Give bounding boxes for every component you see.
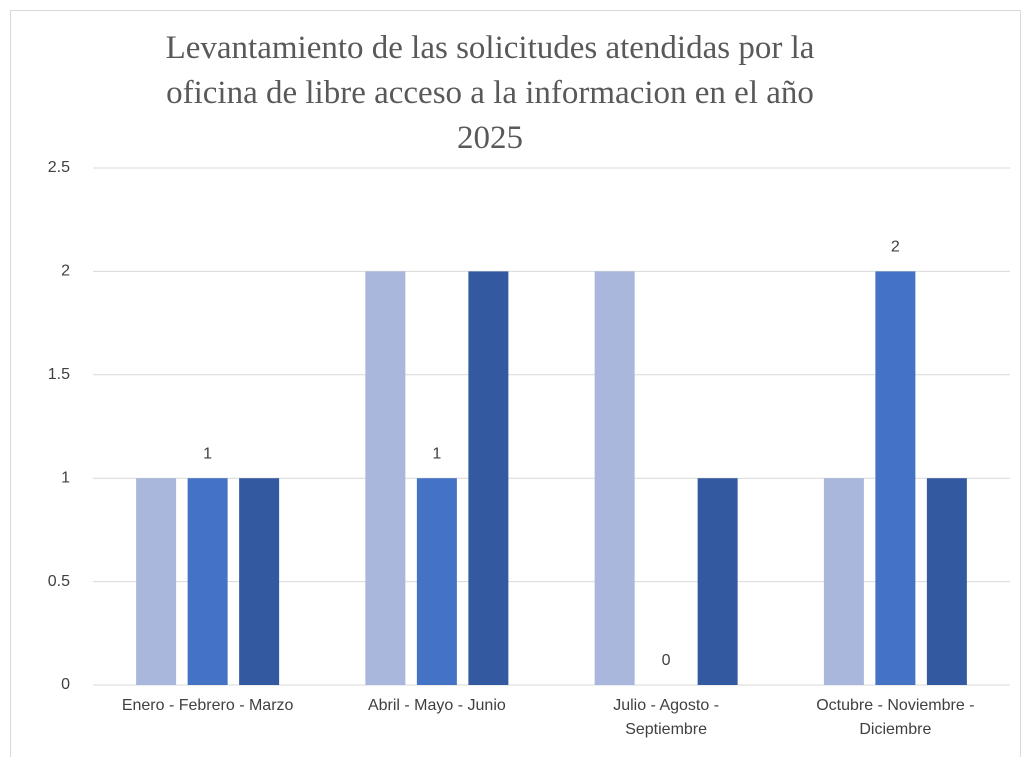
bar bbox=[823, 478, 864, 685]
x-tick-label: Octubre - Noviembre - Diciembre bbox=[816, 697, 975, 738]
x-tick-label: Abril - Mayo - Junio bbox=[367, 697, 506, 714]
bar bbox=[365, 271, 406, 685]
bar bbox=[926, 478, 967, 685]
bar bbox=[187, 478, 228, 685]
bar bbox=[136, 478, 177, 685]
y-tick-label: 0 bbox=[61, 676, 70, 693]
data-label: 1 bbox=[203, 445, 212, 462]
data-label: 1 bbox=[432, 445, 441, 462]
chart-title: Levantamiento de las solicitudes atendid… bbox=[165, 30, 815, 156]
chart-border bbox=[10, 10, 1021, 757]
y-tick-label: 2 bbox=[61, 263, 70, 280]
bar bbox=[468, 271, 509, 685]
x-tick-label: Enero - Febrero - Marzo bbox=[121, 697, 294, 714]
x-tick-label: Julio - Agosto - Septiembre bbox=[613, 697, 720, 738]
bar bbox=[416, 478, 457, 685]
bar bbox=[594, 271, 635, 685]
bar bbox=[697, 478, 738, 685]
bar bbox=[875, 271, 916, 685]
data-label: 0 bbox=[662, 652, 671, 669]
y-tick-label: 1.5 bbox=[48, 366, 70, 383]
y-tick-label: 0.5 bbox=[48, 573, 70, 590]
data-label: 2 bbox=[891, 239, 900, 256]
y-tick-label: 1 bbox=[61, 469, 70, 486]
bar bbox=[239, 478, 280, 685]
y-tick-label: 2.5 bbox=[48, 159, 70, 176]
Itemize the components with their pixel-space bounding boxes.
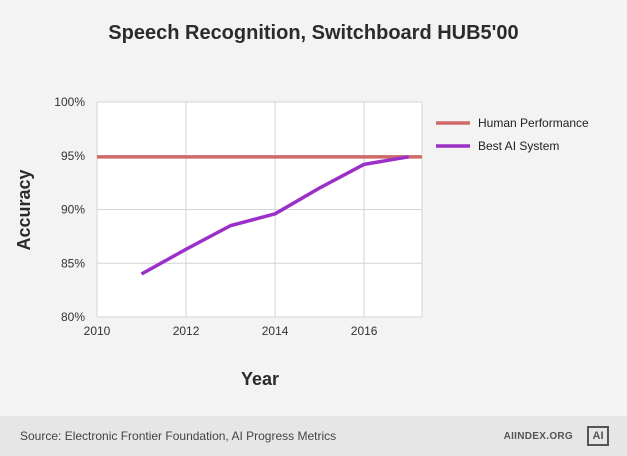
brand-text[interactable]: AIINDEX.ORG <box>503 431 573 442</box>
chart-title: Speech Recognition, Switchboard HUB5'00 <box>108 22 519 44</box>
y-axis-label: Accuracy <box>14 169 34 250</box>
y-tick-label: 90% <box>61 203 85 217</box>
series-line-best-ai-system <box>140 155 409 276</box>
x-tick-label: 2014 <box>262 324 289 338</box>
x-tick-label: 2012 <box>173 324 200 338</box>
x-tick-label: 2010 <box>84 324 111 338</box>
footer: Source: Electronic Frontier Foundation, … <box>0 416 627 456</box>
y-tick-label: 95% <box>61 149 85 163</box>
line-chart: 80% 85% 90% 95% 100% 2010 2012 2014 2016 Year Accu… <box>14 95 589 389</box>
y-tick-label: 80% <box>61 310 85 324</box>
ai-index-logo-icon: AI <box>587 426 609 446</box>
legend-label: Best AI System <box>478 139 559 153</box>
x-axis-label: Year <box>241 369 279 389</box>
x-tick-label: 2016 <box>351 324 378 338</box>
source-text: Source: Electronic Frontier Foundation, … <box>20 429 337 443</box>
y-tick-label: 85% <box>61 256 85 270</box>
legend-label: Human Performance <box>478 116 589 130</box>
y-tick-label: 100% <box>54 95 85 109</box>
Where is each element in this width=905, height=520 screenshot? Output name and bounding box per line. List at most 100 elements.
++++++++++++++++++++
> **SET EXERCISE**: Return every line in the records above that contains the string "data".

> **REPLY TO THE TASK**:
data-label: 1 bbox=[203, 445, 212, 462]
data-label: 1 bbox=[432, 445, 441, 462]
data-label: 0 bbox=[662, 652, 671, 669]
data-label: 2 bbox=[891, 239, 900, 256]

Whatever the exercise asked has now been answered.